WHAT IS NEEDED:
Pick out each line below containing "following".

Dataset items:
....

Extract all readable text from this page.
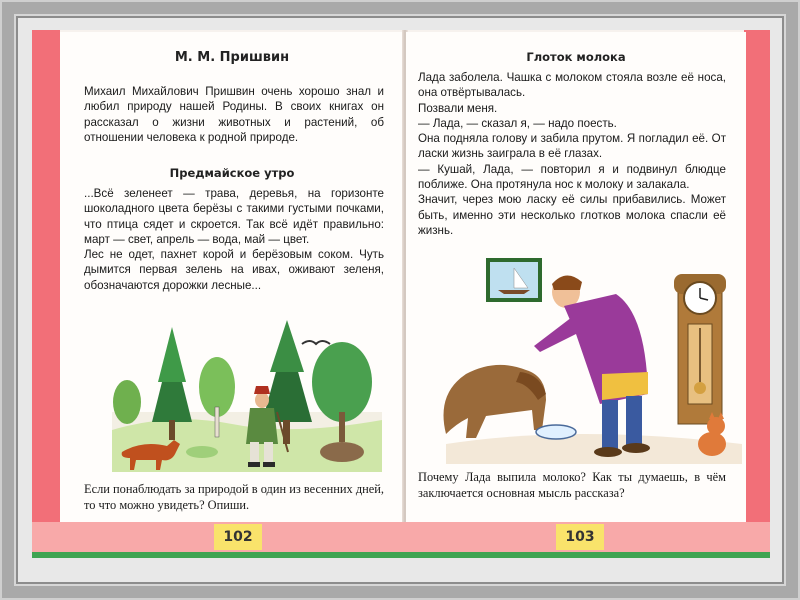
М. М. Пришвин

Михаил Михайлович Пришвин очень хорошо знал и любил природу нашей Родины. В своих книгах он рассказал о жизни животных и растений, об отношении человека к родной природе.

Предмайское утро

...Всё зеленеет — трава, деревья, на горизонте шоколадного цвета берёзы с такими густыми почками, что птица сядет и скроется. Так всё идёт правильно: март — свет, апрель — вода, май — цвет.
Лес не одет, пахнет корой и берёзовым соком. Чуть дымится первая зелень на ивах, оживают зеленя, обозначаются дорожки лесные...

Если понаблюдать за природой в один из весенних дней, то что можно увидеть? Опиши.

Глоток молока

Лада заболела. Чашка с молоком стояла возле её носа, она отвёртывалась.
Позвали меня.
— Лада, — сказал я, — надо поесть.
Она подняла голову и забила прутом. Я погладил её. От ласки жизнь заиграла в её глазах.
— Кушай, Лада, — повторил я и подвинул блюдце поближе. Она протянула нос к молоку и залакала.
Значит, через мою ласку её силы прибавились. Может быть, именно эти несколько глотков молока спасли её жизнь.

Почему Лада выпила молоко? Как ты думаешь, в чём заключается основная мысль рассказа?

102	103
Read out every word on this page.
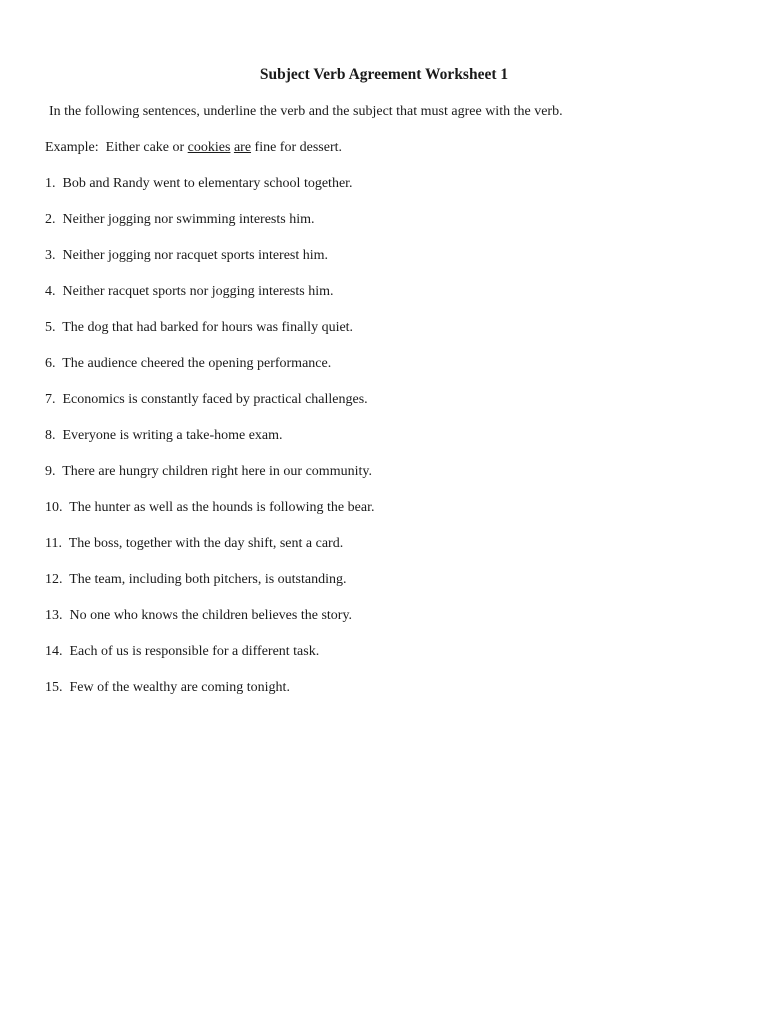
Subject Verb Agreement Worksheet 1
In the following sentences, underline the verb and the subject that must agree with the verb.
Example: Either cake or cookies are fine for dessert.
1. Bob and Randy went to elementary school together.
2. Neither jogging nor swimming interests him.
3. Neither jogging nor racquet sports interest him.
4. Neither racquet sports nor jogging interests him.
5. The dog that had barked for hours was finally quiet.
6. The audience cheered the opening performance.
7. Economics is constantly faced by practical challenges.
8. Everyone is writing a take-home exam.
9. There are hungry children right here in our community.
10. The hunter as well as the hounds is following the bear.
11. The boss, together with the day shift, sent a card.
12. The team, including both pitchers, is outstanding.
13. No one who knows the children believes the story.
14. Each of us is responsible for a different task.
15. Few of the wealthy are coming tonight.
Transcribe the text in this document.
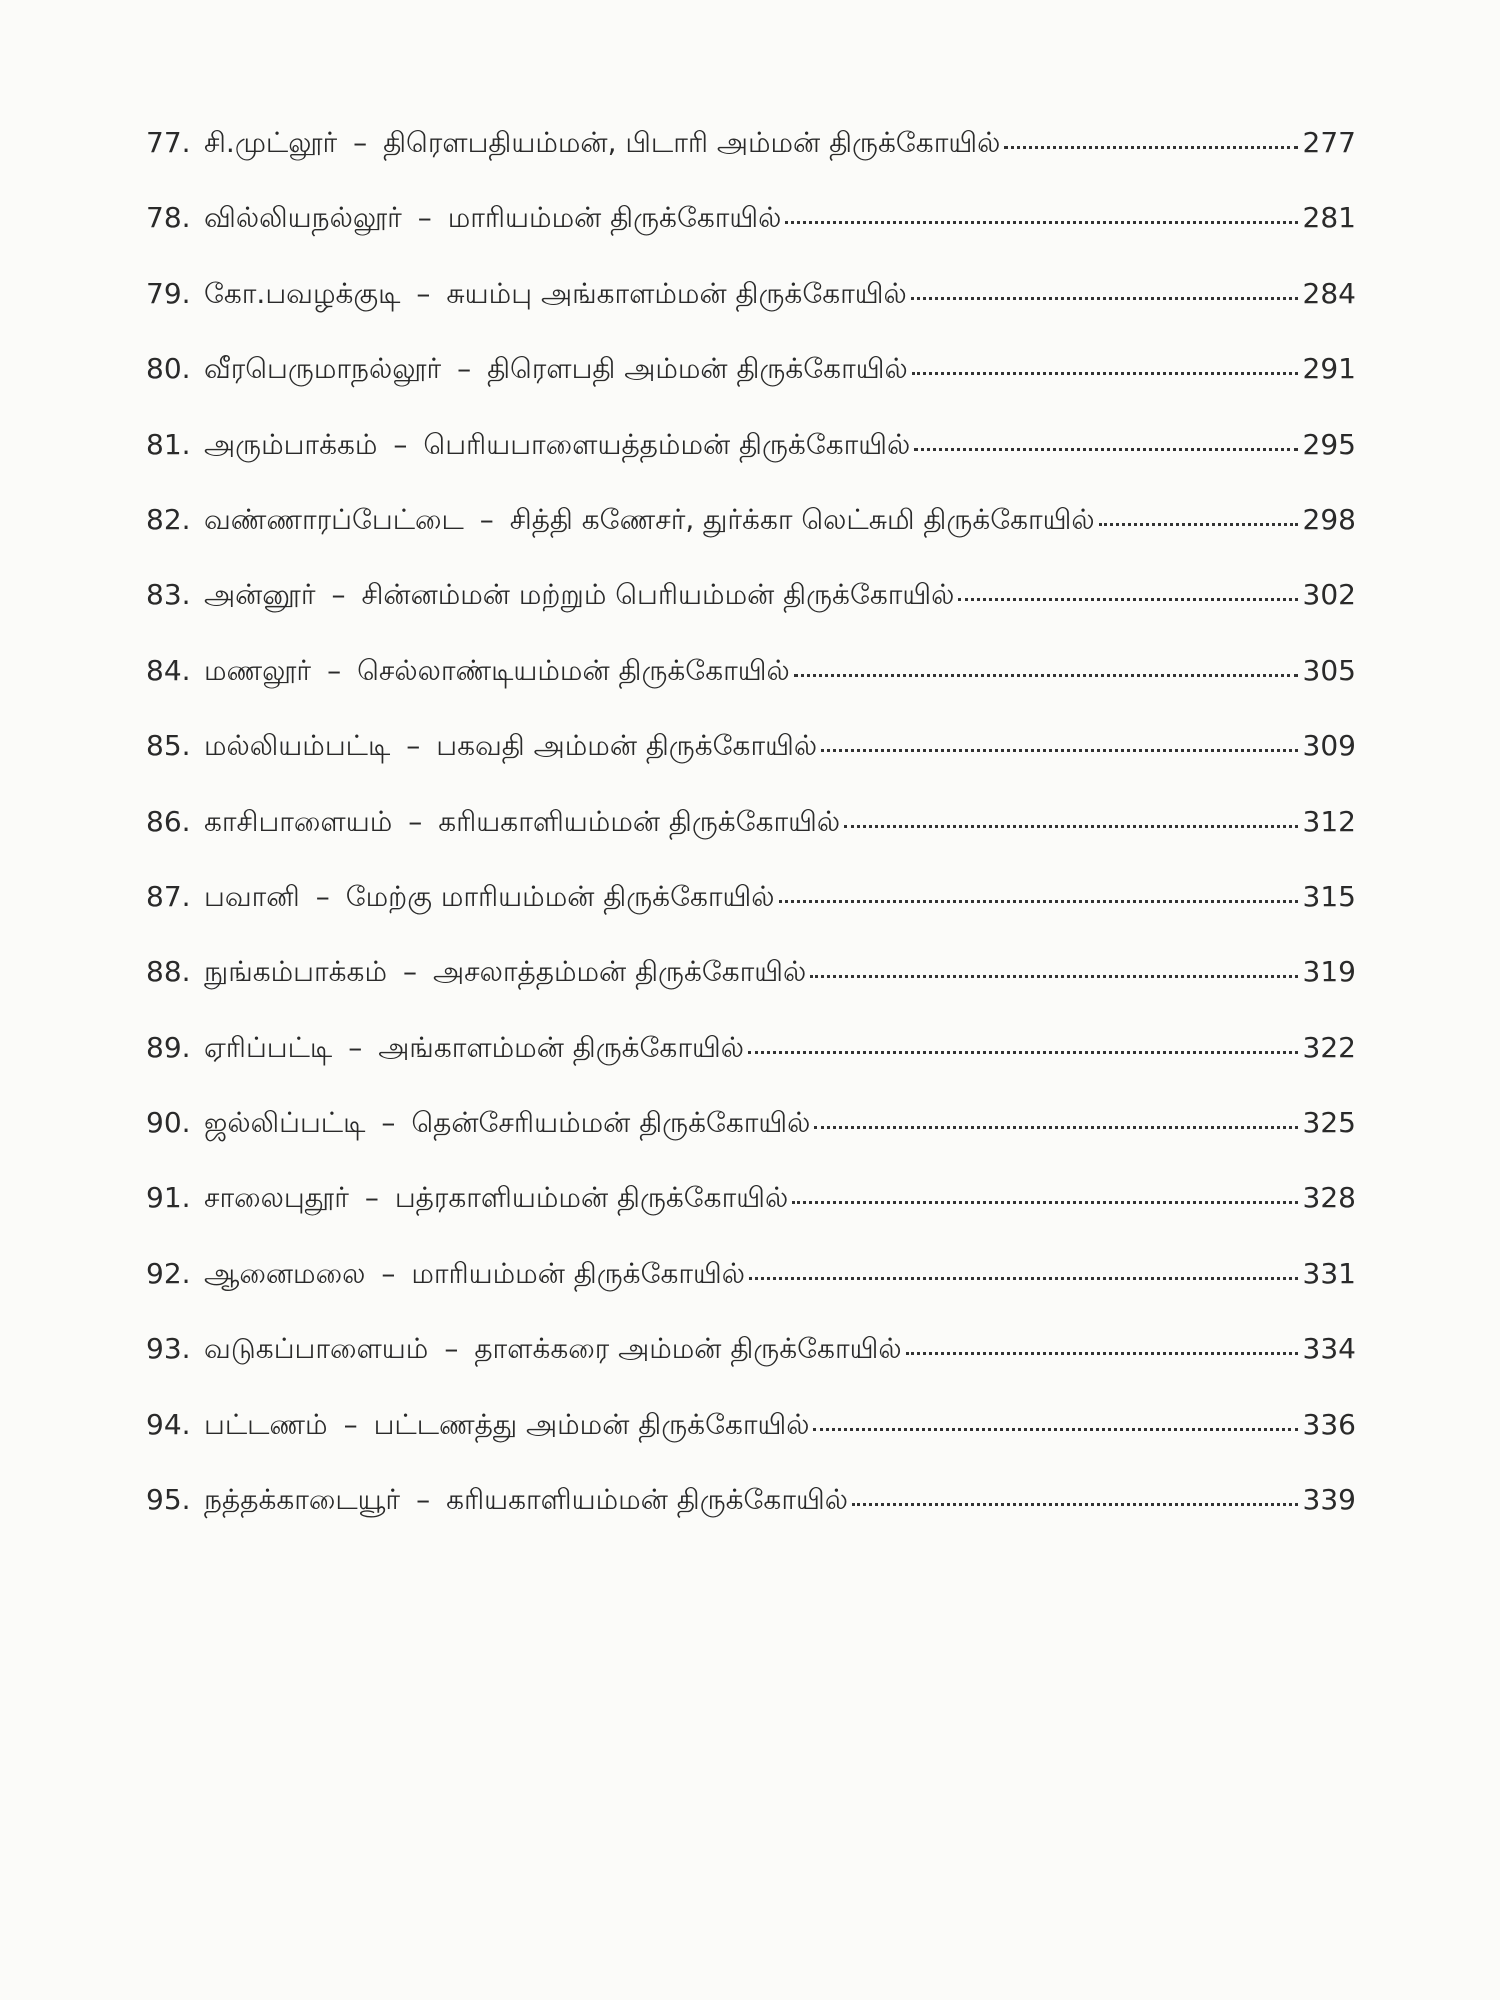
77. சி.முட்லூர் – திரௌபதியம்மன், பிடாரி அம்மன் திருக்கோயில்	277
78. வில்லியநல்லூர் – மாரியம்மன் திருக்கோயில்	281
79. கோ.பவழக்குடி – சுயம்பு அங்காளம்மன் திருக்கோயில்	284
80. வீரபெருமாநல்லூர் – திரௌபதி அம்மன் திருக்கோயில்	291
81. அரும்பாக்கம் – பெரியபாளையத்தம்மன் திருக்கோயில்	295
82. வண்ணாரப்பேட்டை – சித்தி கணேசர், துர்க்கா லெட்சுமி திருக்கோயில்	298
83. அன்னூர் – சின்னம்மன் மற்றும் பெரியம்மன் திருக்கோயில்	302
84. மணலூர் – செல்லாண்டியம்மன் திருக்கோயில்	305
85. மல்லியம்பட்டி – பகவதி அம்மன் திருக்கோயில்	309
86. காசிபாளையம் – கரியகாளியம்மன் திருக்கோயில்	312
87. பவானி – மேற்கு மாரியம்மன் திருக்கோயில்	315
88. நுங்கம்பாக்கம் – அசலாத்தம்மன் திருக்கோயில்	319
89. ஏரிப்பட்டி – அங்காளம்மன் திருக்கோயில்	322
90. ஜல்லிப்பட்டி – தென்சேரியம்மன் திருக்கோயில்	325
91. சாலைபுதூர் – பத்ரகாளியம்மன் திருக்கோயில்	328
92. ஆனைமலை – மாரியம்மன் திருக்கோயில்	331
93. வடுகப்பாளையம் – தாளக்கரை அம்மன் திருக்கோயில்	334
94. பட்டணம் – பட்டணத்து அம்மன் திருக்கோயில்	336
95. நத்தக்காடையூர் – கரியகாளியம்மன் திருக்கோயில்	339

....

RESPONSE FOR THIS EXERCISE:
In the following sentences, underline the verb and the subject that must agree with the verb.
10. The hunter as well as the hounds is following the bear.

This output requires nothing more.